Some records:
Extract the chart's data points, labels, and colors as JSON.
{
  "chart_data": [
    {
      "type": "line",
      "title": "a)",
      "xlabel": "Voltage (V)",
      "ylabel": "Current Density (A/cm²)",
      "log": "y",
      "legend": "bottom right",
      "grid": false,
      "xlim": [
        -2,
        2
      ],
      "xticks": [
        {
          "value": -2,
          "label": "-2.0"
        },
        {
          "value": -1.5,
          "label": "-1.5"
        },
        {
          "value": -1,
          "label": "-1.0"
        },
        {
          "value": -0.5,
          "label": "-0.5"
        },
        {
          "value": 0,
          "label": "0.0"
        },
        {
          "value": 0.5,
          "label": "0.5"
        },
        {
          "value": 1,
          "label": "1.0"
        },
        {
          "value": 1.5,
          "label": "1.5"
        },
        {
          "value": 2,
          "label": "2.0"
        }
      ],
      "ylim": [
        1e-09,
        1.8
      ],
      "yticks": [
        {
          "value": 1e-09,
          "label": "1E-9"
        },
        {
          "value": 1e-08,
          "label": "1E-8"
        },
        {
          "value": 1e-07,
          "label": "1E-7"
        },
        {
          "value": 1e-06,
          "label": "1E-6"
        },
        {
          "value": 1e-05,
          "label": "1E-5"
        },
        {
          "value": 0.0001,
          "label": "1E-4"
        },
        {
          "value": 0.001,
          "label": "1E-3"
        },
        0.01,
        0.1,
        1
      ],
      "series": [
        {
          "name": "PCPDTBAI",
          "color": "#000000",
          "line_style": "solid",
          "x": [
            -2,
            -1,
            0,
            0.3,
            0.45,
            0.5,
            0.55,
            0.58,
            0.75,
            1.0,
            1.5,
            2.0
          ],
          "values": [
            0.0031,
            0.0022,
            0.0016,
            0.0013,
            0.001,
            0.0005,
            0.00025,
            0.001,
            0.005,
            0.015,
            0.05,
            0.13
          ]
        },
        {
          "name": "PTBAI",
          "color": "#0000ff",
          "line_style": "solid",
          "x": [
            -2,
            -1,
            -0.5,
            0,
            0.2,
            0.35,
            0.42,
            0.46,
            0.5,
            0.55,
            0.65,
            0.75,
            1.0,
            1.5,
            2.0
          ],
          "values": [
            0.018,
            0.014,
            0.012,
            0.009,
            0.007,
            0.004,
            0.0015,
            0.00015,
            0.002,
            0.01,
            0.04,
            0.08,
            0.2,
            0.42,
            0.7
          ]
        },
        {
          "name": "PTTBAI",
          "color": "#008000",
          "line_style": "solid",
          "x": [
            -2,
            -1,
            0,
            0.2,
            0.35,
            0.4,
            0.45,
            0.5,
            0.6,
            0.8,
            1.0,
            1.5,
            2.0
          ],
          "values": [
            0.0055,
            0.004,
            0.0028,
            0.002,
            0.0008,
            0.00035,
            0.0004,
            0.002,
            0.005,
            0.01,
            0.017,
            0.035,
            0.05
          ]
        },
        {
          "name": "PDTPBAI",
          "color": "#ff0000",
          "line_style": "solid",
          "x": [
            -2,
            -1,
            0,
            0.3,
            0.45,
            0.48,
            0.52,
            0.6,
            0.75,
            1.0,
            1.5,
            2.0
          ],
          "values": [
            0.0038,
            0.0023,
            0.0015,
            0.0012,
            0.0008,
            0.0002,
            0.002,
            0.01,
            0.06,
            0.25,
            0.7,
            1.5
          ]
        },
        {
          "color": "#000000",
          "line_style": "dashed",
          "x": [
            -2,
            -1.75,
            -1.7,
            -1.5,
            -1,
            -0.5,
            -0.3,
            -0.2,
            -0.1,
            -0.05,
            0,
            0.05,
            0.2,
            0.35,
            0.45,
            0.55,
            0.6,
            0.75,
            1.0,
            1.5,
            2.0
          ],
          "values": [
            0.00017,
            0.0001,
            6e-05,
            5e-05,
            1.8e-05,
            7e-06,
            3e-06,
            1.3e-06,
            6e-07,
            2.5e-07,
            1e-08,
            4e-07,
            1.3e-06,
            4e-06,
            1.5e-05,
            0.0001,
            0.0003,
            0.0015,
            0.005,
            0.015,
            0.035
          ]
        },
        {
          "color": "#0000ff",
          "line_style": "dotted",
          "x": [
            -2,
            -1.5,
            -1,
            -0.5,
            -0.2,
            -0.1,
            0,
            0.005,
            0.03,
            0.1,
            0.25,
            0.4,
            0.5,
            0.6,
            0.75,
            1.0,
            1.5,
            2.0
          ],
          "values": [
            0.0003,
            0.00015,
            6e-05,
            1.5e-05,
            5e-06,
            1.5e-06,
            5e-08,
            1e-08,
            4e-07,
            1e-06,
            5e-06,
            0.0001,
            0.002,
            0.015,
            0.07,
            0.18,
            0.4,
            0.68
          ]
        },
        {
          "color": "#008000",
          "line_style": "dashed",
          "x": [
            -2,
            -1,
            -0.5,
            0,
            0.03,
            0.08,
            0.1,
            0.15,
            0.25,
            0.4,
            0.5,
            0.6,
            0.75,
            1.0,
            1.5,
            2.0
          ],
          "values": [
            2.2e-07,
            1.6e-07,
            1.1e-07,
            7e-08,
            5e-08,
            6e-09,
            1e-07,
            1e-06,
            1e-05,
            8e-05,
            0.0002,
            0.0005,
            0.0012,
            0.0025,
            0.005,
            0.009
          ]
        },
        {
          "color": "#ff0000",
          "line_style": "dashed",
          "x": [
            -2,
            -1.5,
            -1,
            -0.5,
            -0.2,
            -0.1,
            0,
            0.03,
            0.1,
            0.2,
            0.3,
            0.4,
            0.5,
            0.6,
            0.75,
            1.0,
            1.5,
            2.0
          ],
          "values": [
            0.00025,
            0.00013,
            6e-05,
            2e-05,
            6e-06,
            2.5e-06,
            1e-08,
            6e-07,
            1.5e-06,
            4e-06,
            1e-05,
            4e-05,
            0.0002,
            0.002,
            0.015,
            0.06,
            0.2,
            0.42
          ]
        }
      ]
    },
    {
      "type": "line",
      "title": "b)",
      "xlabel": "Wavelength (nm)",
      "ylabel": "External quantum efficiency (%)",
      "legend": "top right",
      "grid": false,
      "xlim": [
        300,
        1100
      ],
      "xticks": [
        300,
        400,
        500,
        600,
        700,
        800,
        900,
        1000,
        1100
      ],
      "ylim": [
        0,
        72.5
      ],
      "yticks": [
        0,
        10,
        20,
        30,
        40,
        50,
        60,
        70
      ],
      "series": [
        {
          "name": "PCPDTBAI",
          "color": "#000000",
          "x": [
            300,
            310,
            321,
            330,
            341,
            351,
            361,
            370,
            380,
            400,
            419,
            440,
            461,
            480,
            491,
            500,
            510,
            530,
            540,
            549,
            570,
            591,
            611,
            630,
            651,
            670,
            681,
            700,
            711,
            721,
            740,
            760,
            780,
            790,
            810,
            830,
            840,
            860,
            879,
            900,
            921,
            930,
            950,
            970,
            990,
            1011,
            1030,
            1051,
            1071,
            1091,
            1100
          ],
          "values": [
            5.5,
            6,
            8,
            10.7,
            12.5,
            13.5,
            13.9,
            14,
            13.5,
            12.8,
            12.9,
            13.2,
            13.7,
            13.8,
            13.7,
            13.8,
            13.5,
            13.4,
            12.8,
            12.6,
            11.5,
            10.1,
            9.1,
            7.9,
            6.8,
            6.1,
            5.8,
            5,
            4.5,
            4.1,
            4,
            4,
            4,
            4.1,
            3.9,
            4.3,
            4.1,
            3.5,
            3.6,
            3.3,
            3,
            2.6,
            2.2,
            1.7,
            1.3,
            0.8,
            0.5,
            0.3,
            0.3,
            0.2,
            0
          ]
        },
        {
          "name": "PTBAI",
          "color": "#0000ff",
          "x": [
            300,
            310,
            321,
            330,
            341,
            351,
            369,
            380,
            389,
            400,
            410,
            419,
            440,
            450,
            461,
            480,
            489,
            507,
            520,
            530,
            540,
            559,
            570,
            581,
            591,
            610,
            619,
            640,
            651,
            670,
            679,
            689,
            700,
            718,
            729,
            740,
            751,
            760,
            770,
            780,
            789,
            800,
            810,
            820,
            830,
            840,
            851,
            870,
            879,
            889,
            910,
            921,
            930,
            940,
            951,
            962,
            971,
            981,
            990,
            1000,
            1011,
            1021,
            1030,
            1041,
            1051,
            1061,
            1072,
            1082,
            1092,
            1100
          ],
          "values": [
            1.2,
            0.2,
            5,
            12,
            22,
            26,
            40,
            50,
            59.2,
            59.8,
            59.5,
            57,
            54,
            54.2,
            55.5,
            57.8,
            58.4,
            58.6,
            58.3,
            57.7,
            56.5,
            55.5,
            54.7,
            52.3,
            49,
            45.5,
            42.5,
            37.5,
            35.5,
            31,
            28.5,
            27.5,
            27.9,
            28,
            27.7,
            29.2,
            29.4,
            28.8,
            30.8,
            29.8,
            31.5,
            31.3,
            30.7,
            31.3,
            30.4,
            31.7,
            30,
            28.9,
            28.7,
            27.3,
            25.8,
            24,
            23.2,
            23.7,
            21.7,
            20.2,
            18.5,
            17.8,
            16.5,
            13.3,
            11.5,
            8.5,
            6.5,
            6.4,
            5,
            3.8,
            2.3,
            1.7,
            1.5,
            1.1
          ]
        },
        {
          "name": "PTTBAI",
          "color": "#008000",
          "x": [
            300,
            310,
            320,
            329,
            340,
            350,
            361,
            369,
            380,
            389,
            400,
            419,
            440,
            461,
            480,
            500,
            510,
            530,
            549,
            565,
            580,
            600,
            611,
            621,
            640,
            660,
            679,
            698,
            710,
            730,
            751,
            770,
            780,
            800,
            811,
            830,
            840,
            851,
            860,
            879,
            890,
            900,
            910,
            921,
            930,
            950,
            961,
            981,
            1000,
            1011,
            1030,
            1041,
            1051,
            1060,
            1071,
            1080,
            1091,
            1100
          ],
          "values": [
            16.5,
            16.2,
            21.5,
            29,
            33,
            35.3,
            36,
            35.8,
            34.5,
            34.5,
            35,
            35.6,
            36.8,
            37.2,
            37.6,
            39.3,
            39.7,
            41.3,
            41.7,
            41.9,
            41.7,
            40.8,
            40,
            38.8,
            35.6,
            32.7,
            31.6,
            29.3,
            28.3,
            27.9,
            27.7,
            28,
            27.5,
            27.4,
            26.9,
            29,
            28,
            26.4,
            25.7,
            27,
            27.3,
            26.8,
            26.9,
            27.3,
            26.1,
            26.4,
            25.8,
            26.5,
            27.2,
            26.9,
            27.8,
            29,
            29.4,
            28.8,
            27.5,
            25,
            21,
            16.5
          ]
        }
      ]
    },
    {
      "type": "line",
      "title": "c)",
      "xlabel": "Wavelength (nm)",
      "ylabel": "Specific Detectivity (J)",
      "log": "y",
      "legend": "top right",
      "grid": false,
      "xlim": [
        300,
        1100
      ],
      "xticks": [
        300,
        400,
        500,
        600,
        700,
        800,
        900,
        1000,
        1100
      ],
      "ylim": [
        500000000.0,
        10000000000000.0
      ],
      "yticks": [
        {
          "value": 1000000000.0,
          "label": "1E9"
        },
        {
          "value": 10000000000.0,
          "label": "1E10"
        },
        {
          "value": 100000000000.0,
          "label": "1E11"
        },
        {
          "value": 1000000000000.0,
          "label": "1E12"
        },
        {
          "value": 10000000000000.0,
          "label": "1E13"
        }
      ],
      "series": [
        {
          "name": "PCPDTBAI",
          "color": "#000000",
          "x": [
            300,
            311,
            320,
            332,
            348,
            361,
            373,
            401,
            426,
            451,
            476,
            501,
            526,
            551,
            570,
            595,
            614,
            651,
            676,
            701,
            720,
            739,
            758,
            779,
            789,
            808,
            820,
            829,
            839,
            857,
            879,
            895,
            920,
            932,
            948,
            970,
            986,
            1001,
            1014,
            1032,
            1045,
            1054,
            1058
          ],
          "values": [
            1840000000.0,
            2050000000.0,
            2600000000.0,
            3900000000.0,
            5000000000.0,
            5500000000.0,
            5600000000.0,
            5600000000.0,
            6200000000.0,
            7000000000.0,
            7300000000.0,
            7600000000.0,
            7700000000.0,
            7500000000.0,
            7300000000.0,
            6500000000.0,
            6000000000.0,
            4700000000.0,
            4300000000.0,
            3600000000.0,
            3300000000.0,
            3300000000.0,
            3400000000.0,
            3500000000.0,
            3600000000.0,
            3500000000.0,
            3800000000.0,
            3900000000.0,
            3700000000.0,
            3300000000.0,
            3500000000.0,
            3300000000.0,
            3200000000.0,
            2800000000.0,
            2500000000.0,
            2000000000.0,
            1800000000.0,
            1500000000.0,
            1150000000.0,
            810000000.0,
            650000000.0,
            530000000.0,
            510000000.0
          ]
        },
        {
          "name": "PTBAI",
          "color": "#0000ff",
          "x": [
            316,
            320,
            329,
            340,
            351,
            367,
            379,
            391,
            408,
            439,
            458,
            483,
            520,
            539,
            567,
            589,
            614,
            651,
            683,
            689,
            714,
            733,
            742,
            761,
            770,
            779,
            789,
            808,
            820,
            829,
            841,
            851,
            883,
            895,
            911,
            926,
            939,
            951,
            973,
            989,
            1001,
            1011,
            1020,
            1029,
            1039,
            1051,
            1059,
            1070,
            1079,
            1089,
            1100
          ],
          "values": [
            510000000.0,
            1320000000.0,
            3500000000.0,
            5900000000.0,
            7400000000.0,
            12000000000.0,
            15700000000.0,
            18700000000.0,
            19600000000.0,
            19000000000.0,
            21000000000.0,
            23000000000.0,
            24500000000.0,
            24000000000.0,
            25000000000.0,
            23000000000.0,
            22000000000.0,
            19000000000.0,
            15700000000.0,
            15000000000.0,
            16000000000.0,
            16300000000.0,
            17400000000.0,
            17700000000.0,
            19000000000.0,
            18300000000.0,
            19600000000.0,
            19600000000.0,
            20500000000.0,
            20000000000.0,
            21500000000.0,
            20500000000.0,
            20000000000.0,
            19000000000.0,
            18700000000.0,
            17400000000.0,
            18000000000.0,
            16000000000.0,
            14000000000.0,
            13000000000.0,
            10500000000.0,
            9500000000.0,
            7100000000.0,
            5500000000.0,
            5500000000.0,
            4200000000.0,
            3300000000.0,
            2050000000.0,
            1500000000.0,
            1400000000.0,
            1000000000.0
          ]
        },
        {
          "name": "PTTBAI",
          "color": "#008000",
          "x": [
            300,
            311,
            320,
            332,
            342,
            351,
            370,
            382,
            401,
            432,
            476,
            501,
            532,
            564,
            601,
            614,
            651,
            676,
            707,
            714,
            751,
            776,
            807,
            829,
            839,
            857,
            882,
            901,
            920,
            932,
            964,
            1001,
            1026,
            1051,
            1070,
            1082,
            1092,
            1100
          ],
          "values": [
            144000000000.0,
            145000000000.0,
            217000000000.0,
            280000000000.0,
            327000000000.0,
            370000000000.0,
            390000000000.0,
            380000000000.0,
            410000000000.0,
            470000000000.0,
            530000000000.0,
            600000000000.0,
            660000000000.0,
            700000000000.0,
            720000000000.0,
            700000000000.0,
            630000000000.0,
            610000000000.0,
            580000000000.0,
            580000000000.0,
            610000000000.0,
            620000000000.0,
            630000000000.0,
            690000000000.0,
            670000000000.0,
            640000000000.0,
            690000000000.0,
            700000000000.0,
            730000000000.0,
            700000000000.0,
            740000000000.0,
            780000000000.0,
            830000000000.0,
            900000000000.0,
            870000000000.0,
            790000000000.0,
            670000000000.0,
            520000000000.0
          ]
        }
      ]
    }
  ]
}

- _Exercise details_
Within the entries above, report how many lines include "ylabel", and keep the answer to the number.

- _Output of the exercise_
3